▶ **Goal**: Gather every line of the entries that includes the word "ylabel".

▶ **Exercise inputs**:
▬▬▬▬▬▬▬▬▬▬

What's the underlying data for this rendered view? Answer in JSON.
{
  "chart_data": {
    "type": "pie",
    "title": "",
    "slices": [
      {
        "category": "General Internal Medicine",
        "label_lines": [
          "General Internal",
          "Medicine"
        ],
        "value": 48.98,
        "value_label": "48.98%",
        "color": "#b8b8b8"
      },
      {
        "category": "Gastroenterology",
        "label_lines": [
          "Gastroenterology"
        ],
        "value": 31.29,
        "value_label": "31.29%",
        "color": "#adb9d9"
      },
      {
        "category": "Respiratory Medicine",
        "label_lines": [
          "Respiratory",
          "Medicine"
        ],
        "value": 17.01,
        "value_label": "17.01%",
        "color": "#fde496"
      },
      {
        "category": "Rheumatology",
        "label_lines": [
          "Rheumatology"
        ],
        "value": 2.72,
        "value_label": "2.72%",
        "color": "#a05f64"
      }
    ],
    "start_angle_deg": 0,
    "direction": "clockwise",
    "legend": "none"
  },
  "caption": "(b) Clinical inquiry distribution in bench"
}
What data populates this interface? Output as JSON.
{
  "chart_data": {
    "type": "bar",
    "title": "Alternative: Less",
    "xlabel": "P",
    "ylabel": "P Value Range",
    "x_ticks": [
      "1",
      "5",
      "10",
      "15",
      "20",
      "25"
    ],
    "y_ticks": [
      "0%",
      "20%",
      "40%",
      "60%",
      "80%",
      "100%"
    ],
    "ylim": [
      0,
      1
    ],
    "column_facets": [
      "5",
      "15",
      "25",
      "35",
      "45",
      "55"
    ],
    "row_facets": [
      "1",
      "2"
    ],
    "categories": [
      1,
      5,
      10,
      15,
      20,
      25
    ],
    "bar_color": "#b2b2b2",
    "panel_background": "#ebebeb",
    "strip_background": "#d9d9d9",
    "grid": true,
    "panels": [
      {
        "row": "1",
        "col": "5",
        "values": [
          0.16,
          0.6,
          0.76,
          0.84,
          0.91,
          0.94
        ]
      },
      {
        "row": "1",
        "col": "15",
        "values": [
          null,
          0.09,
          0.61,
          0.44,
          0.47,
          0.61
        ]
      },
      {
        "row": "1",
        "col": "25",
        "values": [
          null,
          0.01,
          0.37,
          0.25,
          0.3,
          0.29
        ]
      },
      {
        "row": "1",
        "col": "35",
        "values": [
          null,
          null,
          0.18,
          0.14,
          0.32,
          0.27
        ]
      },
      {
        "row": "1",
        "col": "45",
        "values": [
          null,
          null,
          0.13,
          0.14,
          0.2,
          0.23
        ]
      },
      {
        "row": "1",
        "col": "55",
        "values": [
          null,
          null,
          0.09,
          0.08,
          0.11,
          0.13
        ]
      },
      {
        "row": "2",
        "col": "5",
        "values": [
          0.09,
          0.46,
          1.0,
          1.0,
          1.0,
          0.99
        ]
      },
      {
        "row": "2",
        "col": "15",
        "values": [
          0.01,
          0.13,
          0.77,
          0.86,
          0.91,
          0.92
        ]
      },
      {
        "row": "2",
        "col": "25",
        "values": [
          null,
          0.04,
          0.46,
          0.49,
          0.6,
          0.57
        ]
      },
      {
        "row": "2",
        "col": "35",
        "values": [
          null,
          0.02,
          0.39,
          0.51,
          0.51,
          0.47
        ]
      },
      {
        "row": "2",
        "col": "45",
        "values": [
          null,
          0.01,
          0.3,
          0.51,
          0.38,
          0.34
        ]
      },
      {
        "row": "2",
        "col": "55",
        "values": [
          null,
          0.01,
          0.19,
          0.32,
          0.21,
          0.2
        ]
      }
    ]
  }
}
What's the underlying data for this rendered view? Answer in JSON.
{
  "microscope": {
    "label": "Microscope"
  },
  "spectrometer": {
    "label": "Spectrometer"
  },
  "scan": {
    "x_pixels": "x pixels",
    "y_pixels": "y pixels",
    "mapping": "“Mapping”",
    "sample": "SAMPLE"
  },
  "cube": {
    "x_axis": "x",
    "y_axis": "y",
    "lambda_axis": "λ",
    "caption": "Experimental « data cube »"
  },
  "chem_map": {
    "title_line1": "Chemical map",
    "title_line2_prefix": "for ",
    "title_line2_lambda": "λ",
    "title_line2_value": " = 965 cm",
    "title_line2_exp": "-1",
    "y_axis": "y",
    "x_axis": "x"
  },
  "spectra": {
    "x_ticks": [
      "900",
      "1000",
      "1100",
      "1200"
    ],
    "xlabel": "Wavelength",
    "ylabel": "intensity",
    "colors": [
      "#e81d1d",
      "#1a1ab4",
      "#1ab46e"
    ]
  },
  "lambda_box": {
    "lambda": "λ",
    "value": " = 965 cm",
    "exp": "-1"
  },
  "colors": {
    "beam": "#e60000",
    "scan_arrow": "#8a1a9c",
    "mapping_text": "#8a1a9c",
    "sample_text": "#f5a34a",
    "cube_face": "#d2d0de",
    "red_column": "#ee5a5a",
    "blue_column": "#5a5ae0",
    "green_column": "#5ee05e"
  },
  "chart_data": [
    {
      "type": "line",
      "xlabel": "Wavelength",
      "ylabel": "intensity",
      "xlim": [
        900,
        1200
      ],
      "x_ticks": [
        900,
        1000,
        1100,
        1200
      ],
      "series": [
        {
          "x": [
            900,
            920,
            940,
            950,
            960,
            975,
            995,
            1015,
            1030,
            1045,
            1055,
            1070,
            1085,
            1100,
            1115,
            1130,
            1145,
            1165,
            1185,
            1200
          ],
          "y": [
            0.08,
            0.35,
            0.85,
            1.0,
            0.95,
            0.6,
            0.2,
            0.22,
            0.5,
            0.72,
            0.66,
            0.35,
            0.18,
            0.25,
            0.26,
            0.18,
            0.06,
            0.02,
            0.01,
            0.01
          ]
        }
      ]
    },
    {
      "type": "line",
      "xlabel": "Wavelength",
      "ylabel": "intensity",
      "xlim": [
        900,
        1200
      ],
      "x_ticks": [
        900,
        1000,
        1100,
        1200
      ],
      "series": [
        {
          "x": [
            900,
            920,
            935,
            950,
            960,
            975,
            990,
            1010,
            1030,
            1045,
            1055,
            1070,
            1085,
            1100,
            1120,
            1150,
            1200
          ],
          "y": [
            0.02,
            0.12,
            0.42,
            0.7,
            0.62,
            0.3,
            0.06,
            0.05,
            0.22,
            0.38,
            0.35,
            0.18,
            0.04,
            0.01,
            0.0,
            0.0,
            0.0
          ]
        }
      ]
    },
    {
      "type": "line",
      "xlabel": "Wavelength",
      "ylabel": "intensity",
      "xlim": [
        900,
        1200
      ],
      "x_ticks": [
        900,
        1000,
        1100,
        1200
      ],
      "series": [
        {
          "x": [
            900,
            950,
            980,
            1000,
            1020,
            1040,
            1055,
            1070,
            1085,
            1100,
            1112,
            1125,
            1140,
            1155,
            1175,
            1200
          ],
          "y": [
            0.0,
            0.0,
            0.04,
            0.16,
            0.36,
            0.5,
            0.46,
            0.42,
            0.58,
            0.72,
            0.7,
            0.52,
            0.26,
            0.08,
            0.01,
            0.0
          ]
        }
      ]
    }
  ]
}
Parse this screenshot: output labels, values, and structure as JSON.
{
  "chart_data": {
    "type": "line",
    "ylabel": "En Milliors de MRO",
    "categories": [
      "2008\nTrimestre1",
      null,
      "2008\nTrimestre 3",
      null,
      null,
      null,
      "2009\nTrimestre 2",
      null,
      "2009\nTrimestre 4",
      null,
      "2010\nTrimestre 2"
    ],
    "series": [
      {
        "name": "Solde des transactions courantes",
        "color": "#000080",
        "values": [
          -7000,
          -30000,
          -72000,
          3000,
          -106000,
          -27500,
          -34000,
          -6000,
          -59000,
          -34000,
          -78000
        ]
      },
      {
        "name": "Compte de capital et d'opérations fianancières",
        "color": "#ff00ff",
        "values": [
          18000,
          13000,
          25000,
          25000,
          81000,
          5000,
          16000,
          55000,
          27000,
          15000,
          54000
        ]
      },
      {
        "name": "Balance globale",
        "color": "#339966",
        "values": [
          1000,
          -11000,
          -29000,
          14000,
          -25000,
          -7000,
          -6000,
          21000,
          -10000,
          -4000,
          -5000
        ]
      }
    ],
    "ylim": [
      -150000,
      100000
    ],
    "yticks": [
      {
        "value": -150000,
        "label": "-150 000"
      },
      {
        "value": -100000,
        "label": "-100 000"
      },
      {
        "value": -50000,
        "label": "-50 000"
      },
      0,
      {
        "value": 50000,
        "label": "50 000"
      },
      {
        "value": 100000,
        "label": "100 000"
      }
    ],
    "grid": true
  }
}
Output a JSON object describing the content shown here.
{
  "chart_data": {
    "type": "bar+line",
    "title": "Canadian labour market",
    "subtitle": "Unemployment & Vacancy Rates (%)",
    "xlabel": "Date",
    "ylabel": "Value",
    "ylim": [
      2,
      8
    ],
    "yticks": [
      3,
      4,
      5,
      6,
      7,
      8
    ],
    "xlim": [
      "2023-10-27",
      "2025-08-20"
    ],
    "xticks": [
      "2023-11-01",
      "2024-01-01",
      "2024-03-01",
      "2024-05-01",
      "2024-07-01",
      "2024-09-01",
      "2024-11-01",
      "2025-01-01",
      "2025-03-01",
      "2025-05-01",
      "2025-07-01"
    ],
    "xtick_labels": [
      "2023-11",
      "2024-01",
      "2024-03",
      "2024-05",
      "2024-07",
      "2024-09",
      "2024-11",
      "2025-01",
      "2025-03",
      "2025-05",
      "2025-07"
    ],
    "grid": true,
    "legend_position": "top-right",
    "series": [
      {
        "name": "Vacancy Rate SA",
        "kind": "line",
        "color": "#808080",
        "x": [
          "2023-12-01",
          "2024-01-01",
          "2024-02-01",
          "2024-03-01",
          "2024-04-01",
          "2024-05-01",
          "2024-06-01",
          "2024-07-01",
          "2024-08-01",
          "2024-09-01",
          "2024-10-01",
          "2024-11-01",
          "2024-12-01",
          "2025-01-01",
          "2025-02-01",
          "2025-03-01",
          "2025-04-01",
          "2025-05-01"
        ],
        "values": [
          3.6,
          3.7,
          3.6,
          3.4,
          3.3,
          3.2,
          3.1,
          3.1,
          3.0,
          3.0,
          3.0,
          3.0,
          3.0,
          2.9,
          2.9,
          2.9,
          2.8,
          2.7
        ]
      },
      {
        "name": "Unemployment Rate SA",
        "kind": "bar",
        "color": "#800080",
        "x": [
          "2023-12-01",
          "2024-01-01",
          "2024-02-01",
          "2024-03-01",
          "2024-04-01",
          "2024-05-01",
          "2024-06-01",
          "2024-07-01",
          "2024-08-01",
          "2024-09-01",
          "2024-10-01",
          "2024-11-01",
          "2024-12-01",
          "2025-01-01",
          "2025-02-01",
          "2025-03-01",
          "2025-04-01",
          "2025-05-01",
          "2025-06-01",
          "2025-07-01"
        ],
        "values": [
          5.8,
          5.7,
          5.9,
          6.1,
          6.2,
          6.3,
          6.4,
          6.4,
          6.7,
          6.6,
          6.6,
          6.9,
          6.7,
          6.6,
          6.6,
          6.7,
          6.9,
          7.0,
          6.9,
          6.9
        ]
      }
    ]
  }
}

▬▬▬▬▬▬▬▬▬▬

▶ **Correct response**:
    "ylabel": "P Value Range",
    "ylabel": "intensity",
      "ylabel": "intensity",
      "ylabel": "intensity",
      "ylabel": "intensity",
    "ylabel": "En Milliors de MRO",
    "ylabel": "Value",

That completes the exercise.